-- Assignment --
If a line in the material below has the string "name", copy it out.

-- Records to use --
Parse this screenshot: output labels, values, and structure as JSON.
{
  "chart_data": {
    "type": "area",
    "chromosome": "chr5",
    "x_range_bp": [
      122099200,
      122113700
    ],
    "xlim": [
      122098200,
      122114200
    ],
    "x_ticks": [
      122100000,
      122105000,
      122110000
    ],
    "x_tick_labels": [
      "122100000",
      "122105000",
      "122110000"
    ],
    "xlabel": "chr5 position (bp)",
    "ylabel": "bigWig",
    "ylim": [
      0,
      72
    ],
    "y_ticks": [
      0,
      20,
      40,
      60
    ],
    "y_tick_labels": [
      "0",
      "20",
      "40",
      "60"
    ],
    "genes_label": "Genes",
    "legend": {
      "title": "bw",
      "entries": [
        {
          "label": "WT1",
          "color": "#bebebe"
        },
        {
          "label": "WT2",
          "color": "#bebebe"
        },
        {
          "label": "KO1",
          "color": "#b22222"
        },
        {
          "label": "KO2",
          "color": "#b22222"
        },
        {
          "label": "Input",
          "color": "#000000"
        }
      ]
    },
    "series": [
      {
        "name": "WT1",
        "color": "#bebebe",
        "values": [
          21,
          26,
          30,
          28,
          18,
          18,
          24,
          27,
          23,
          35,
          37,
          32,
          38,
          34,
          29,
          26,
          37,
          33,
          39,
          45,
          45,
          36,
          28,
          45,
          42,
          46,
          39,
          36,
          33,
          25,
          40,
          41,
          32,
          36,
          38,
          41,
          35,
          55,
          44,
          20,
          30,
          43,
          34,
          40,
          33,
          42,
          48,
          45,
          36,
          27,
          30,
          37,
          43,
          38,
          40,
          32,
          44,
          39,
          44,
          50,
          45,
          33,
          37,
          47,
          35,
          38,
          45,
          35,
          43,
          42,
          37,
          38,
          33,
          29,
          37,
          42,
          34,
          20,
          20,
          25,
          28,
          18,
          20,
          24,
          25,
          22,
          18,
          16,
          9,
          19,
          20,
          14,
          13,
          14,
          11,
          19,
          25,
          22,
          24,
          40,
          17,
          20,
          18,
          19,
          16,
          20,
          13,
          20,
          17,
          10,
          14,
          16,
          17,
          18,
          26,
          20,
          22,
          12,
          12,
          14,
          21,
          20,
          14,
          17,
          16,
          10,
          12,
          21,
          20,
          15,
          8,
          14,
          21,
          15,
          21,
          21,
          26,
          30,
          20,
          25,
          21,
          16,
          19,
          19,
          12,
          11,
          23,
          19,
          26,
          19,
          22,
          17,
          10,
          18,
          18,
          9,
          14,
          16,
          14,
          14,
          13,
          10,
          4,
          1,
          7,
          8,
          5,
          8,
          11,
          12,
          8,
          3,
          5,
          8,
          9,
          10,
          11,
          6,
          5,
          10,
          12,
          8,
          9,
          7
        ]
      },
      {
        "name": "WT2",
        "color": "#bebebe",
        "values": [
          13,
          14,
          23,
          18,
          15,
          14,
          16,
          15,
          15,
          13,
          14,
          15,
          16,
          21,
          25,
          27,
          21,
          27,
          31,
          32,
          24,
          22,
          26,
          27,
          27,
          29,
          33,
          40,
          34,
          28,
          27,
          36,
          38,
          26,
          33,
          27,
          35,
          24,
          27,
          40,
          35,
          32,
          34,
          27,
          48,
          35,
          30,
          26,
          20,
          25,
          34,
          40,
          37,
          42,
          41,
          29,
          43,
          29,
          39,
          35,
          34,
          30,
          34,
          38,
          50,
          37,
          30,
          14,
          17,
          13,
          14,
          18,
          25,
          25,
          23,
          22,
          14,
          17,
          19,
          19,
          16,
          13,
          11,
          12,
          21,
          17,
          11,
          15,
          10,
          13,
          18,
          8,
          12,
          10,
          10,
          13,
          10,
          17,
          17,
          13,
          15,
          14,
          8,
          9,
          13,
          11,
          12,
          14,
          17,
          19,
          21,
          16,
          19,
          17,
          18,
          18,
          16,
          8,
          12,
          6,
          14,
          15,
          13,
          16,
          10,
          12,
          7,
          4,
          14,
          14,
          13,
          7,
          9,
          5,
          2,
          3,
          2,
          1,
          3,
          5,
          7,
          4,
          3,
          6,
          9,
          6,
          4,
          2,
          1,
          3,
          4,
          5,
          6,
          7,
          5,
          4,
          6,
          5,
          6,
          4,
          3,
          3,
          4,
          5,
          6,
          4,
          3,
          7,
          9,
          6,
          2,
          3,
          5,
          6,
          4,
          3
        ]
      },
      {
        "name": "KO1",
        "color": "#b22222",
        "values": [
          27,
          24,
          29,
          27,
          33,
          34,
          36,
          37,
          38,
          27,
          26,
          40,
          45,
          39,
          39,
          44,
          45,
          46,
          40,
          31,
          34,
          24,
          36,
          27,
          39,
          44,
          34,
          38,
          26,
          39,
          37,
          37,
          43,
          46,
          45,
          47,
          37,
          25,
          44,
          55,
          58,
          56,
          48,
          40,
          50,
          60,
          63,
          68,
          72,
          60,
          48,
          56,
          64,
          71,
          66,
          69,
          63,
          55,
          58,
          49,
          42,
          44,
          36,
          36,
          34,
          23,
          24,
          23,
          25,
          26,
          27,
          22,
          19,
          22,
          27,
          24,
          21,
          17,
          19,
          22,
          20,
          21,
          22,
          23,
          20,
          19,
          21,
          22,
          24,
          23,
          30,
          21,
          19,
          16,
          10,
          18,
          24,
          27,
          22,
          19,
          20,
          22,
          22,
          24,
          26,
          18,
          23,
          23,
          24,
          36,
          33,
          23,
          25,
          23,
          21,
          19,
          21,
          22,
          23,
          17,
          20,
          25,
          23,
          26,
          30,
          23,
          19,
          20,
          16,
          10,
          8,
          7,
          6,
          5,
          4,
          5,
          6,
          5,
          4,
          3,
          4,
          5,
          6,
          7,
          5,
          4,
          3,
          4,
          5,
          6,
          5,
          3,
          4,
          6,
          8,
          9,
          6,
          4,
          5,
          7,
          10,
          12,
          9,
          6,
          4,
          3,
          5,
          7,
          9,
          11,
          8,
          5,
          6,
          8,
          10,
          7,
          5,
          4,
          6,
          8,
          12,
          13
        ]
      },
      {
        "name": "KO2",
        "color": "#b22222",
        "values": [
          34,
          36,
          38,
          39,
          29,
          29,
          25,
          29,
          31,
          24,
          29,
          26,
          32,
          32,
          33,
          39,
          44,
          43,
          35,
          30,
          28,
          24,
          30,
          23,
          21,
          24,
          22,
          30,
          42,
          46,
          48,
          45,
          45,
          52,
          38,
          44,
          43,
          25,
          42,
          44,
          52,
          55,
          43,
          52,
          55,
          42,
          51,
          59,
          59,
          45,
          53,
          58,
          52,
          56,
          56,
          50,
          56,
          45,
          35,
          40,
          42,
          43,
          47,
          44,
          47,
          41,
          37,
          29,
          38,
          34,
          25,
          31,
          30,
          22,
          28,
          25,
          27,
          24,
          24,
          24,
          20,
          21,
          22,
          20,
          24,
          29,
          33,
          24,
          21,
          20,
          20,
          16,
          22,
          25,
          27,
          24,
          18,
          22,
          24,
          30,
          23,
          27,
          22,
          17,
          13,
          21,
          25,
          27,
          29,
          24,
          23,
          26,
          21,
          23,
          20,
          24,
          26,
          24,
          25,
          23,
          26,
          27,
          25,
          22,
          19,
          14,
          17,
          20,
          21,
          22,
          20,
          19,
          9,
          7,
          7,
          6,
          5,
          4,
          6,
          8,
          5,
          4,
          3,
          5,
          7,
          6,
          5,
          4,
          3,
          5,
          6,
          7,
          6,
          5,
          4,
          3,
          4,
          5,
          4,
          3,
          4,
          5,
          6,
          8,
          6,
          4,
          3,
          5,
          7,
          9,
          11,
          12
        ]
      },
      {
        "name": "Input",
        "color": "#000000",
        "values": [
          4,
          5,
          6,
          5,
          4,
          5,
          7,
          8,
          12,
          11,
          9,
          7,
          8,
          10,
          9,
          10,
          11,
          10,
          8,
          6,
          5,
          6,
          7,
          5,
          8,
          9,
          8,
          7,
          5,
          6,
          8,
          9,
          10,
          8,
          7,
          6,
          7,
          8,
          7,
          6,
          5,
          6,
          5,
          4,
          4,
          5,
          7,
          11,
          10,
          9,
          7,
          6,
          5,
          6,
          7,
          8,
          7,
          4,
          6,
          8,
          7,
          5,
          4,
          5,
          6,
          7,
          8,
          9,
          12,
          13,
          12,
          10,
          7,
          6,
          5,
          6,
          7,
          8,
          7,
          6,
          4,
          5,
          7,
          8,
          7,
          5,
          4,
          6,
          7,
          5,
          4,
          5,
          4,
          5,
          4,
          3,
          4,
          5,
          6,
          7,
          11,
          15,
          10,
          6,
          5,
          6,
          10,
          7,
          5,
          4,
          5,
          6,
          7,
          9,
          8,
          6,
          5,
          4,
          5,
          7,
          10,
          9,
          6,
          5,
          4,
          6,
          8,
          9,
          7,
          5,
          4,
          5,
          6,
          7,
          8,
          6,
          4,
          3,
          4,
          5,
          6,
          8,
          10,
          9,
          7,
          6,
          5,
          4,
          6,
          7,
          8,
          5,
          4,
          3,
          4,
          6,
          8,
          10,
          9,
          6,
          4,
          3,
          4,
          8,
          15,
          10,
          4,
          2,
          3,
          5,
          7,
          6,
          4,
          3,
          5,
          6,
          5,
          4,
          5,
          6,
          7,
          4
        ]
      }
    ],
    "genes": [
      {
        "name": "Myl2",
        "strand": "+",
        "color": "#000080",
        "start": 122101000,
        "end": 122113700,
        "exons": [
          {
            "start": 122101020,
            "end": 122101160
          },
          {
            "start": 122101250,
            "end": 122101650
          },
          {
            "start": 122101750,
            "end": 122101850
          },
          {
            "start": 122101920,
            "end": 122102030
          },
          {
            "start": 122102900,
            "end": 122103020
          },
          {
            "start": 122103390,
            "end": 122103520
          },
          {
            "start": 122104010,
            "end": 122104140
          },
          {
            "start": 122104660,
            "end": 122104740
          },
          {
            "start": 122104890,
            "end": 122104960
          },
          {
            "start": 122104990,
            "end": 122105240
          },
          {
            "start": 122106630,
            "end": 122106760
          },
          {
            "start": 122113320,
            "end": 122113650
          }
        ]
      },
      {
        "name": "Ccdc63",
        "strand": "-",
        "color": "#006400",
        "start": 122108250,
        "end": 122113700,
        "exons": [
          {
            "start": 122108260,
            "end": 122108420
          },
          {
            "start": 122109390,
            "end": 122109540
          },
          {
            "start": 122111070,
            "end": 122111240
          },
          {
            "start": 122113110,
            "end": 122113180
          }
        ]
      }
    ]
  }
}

-- Answer box --
        "name": "WT1",
        "name": "WT2",
        "name": "KO1",
        "name": "KO2",
        "name": "Input",
        "name": "Myl2",
        "name": "Ccdc63",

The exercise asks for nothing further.